## AIM
Search the listing for the string "items" and copy every line that contains it.

## PROVIDED RECORDS
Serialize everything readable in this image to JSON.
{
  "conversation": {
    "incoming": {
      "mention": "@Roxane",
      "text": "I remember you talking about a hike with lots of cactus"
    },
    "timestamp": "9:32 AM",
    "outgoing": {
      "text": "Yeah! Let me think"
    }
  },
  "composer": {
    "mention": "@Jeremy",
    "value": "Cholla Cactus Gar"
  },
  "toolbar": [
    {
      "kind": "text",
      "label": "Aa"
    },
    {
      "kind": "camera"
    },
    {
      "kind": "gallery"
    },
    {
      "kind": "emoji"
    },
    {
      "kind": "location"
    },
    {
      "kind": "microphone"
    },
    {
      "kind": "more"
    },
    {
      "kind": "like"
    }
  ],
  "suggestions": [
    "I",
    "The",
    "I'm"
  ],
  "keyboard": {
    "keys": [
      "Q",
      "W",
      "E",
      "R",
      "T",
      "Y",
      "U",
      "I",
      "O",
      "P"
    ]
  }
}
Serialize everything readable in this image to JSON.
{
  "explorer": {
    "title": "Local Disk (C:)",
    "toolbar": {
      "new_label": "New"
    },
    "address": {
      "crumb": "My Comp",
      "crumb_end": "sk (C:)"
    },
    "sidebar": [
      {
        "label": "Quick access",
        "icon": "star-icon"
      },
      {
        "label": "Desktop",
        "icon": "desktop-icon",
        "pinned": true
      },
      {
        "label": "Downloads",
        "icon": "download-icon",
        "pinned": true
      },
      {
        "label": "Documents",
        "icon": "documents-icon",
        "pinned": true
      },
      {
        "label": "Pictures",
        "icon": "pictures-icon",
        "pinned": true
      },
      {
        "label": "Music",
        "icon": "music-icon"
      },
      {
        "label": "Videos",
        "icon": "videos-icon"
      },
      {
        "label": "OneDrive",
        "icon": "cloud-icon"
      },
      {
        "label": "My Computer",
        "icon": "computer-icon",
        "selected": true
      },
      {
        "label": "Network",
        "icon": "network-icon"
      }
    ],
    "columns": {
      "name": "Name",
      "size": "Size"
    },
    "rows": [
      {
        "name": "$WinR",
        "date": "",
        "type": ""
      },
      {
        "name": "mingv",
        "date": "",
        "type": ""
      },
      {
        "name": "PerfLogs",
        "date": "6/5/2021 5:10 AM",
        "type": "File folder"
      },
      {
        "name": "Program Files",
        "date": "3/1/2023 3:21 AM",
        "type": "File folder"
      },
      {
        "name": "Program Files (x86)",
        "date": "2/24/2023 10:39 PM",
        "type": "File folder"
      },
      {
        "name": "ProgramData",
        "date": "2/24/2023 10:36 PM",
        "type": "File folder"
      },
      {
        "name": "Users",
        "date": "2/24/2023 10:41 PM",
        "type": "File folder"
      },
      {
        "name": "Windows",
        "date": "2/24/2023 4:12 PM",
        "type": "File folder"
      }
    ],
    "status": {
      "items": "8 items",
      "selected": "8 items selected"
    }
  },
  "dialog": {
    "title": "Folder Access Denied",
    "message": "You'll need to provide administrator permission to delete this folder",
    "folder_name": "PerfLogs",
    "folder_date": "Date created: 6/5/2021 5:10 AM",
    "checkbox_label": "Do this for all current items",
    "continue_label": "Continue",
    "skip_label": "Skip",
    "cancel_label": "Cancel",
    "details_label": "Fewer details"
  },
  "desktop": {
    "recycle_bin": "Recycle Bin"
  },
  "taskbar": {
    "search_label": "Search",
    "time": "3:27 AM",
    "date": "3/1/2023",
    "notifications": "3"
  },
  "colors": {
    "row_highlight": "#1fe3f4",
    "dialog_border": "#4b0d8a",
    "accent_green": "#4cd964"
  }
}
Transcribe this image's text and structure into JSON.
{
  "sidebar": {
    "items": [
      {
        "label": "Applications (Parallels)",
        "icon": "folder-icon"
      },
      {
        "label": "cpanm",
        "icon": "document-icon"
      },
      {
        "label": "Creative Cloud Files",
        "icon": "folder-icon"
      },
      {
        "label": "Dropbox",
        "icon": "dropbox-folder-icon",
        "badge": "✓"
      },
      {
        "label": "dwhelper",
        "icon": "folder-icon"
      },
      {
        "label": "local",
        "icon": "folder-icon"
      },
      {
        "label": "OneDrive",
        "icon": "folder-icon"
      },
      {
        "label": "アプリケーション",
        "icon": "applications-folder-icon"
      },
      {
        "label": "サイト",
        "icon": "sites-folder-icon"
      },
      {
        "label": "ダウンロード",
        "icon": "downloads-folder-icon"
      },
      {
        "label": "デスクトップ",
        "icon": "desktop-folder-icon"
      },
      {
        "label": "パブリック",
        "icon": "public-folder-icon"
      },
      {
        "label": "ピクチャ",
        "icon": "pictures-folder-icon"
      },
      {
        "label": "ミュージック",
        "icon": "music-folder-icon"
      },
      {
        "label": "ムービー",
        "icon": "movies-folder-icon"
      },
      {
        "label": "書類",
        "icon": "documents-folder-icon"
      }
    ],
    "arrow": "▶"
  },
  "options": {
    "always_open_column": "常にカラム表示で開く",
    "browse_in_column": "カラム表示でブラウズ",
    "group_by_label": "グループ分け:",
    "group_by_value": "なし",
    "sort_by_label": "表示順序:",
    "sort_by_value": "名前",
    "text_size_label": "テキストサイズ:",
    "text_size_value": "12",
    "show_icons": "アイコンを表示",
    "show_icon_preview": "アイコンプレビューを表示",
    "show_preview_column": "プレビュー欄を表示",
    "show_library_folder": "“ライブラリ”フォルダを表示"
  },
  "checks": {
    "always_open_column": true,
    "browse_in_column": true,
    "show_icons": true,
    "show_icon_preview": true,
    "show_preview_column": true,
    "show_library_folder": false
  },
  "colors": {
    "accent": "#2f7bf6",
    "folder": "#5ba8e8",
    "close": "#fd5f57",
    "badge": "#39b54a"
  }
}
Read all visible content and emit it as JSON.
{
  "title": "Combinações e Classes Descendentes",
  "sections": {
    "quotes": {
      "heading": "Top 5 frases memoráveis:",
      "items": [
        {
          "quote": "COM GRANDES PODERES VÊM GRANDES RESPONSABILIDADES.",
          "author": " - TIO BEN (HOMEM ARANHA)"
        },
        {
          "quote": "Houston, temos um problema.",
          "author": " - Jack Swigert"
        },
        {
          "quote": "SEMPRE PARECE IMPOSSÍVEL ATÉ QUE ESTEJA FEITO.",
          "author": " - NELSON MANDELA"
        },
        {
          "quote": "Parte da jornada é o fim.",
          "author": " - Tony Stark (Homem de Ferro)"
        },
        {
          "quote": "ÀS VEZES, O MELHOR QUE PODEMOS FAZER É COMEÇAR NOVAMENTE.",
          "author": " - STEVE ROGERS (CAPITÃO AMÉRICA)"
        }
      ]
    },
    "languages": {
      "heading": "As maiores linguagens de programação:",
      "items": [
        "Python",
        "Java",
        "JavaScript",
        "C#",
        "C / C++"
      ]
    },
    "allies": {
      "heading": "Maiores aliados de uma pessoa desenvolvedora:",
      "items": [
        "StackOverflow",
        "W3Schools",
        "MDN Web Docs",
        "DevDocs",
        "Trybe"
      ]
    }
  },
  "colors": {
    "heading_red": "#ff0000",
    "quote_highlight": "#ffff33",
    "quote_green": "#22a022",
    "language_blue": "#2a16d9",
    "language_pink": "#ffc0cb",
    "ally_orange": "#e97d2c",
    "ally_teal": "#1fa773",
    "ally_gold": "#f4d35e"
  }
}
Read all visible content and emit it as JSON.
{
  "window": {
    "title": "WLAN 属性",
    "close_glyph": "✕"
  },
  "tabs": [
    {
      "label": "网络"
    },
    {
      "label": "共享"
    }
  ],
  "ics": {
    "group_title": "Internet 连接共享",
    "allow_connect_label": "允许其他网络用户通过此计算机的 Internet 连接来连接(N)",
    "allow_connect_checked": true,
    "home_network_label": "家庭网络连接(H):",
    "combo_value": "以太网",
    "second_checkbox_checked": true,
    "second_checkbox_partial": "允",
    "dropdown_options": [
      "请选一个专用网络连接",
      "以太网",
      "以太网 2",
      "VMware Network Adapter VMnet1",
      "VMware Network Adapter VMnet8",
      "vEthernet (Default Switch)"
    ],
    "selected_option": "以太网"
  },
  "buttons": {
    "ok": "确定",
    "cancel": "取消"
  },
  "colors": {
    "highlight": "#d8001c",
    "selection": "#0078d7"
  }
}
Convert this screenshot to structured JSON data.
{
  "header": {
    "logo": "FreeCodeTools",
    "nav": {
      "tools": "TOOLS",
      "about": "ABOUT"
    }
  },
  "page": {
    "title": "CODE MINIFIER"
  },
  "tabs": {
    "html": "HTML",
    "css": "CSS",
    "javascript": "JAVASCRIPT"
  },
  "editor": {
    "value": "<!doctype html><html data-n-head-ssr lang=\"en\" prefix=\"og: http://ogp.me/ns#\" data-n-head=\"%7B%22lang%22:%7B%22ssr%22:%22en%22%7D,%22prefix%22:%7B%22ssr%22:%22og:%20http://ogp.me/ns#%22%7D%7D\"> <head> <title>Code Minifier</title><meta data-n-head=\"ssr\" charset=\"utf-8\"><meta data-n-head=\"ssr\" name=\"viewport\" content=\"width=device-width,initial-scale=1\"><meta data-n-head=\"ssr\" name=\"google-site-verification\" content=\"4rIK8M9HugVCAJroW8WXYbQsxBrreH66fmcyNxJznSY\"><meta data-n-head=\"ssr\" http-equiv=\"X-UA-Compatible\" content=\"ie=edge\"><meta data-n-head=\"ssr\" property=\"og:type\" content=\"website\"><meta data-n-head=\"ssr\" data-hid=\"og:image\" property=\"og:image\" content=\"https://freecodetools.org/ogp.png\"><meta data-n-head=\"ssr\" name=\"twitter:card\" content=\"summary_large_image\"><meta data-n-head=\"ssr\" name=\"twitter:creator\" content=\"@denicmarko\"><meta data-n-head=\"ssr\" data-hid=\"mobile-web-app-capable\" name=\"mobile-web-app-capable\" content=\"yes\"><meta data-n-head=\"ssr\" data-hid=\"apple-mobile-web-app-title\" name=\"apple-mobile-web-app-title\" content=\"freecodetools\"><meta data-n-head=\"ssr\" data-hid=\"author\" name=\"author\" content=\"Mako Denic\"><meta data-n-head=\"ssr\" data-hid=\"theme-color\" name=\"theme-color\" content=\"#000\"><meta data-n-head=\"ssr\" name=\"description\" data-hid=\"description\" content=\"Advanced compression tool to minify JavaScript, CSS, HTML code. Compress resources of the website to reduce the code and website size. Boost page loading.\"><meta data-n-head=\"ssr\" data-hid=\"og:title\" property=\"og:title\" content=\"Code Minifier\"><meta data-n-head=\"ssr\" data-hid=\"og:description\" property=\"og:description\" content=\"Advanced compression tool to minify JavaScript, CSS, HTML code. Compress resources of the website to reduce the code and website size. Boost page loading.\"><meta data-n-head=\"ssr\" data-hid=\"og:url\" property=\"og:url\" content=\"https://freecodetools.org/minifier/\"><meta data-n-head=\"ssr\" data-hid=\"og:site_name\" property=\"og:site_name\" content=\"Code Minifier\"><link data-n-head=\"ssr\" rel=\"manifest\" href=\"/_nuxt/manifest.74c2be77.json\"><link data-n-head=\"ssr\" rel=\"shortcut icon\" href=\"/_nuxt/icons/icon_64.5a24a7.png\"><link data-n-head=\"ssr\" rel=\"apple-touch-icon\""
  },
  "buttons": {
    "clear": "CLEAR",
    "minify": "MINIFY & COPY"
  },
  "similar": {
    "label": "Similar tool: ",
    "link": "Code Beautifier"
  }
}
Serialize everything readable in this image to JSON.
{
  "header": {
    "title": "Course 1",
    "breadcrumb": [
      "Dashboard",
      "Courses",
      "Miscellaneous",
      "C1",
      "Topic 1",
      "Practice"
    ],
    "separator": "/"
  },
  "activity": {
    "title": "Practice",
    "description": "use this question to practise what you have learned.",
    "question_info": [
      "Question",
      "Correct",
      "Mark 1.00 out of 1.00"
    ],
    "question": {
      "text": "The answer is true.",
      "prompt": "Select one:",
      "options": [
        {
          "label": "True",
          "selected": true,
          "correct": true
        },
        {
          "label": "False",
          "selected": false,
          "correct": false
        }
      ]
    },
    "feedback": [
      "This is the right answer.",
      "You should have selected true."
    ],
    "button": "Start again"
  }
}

## SOLUTION
      "items": "8 items",
      "selected": "8 items selected"
    "checkbox_label": "Do this for all current items",
    "items": [
      "items": [
      "items": [
      "items": [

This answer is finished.